**EXERCISE AIM**. Look below and pull out each line with the word "voting".

-- Start AVAILABLE DATA --

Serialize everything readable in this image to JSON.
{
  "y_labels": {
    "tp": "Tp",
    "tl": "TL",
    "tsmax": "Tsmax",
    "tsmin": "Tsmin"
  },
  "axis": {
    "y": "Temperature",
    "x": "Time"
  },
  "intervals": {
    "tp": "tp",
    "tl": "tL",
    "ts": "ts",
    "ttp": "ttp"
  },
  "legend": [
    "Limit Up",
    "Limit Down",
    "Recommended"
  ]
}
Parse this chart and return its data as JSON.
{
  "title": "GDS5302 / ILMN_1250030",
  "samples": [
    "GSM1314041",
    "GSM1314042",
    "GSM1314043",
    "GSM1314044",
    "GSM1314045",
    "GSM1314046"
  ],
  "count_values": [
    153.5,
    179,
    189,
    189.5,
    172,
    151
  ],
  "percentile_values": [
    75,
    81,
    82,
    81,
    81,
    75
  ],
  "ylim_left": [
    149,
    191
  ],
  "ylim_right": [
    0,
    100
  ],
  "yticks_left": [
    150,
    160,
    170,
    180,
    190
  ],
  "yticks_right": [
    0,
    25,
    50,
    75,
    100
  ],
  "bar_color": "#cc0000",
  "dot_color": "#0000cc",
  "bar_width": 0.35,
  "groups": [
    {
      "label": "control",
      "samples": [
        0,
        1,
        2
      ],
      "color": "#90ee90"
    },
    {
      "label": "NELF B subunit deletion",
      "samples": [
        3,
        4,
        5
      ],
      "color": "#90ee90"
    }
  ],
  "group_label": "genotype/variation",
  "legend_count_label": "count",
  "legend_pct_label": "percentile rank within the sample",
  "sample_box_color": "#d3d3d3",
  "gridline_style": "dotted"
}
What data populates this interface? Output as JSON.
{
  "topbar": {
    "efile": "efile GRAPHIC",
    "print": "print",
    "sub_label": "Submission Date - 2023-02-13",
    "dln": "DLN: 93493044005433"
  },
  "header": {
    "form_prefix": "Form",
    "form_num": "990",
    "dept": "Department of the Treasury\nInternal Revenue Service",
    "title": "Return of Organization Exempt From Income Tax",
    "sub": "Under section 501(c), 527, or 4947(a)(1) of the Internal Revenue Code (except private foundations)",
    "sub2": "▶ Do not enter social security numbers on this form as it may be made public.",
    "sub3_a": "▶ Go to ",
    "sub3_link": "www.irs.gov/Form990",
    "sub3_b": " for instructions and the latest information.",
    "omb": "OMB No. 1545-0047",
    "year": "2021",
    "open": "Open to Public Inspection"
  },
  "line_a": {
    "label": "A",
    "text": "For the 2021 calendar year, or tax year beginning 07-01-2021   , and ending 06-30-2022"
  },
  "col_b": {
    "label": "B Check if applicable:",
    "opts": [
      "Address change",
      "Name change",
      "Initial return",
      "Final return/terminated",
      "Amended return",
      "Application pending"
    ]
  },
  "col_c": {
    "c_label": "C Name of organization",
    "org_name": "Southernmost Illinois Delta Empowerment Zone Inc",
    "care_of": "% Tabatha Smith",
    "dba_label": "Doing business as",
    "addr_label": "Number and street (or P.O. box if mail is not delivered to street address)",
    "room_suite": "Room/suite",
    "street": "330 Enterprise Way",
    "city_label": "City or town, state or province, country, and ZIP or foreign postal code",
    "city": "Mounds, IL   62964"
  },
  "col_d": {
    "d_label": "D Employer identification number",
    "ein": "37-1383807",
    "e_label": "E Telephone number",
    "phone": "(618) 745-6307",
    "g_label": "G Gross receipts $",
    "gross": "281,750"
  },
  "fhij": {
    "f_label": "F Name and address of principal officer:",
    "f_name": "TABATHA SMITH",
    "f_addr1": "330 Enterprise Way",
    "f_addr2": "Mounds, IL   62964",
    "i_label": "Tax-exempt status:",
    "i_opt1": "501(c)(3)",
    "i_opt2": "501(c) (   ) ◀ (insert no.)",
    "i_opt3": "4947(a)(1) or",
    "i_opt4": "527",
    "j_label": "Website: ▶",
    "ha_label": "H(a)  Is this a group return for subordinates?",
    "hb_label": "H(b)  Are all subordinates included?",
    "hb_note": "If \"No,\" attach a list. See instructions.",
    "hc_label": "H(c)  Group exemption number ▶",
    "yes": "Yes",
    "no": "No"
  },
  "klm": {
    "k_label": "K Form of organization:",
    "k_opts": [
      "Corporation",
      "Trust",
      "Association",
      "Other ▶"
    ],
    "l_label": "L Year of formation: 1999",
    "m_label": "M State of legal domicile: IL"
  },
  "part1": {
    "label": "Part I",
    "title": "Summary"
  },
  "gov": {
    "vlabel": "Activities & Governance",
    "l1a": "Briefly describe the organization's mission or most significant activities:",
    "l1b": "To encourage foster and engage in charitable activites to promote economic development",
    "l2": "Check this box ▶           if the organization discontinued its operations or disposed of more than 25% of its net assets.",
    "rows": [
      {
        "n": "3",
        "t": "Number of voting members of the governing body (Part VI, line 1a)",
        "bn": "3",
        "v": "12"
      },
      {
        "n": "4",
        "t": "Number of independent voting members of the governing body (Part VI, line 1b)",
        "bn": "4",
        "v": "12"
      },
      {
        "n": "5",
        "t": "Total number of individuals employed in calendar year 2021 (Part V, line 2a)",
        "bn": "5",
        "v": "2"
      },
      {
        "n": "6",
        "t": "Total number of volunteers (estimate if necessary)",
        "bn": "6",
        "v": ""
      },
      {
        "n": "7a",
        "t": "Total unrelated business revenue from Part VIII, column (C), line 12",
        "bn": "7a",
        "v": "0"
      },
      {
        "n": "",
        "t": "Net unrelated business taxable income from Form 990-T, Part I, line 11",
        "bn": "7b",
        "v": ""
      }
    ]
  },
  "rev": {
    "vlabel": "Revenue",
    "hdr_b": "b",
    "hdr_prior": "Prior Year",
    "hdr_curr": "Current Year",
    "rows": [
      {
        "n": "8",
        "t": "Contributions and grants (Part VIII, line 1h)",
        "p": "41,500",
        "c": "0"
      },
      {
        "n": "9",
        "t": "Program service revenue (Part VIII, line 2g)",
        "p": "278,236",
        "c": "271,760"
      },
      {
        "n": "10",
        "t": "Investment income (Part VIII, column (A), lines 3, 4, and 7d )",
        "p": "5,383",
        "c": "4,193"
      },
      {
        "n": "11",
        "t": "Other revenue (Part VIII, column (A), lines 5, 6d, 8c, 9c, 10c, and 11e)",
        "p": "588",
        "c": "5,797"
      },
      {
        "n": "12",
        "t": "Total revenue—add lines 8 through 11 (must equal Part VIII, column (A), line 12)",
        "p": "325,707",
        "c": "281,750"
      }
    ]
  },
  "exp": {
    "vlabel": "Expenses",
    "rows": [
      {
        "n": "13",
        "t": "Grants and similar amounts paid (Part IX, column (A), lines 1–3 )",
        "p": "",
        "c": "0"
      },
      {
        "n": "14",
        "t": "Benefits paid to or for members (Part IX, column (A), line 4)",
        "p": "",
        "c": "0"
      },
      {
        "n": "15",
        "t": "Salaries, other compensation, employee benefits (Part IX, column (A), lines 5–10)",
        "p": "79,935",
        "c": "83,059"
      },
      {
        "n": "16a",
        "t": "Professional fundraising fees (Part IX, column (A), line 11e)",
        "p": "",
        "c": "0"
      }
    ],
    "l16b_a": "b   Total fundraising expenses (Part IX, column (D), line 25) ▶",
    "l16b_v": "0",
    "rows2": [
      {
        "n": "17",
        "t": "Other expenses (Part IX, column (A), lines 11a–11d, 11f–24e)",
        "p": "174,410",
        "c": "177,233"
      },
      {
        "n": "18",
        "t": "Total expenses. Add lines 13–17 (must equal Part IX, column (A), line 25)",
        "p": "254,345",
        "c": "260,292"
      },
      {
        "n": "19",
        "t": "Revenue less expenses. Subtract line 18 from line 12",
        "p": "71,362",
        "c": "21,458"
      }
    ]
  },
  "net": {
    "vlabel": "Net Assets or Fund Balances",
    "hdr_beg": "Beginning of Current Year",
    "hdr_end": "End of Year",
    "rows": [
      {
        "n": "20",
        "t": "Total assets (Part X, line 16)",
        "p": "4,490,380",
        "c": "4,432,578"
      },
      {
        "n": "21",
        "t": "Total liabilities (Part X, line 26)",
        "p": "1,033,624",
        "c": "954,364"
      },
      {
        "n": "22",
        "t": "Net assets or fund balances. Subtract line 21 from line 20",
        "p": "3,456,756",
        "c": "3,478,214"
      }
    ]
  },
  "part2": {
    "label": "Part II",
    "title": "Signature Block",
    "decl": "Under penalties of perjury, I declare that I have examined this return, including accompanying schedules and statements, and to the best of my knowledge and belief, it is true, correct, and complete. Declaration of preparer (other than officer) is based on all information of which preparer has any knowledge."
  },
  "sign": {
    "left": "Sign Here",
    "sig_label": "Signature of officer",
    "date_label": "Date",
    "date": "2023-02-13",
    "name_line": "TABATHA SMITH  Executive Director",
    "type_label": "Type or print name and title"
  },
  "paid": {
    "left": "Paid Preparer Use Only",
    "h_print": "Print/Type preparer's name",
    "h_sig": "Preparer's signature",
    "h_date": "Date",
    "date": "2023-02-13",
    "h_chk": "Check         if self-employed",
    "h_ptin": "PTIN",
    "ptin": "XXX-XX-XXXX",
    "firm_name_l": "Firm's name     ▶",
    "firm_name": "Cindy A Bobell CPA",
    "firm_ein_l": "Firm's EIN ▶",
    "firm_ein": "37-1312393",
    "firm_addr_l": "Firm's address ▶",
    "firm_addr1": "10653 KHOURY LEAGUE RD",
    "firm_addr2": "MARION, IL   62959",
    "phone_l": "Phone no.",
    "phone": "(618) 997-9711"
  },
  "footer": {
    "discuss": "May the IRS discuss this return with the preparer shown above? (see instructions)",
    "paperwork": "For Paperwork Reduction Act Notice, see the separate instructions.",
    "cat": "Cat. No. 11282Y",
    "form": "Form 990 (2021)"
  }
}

-- End AVAILABLE DATA --

**RESULT OF THE EXERCISE**.
        "t": "Number of voting members of the governing body (Part VI, line 1a)",
        "t": "Number of independent voting members of the governing body (Part VI, line 1b)",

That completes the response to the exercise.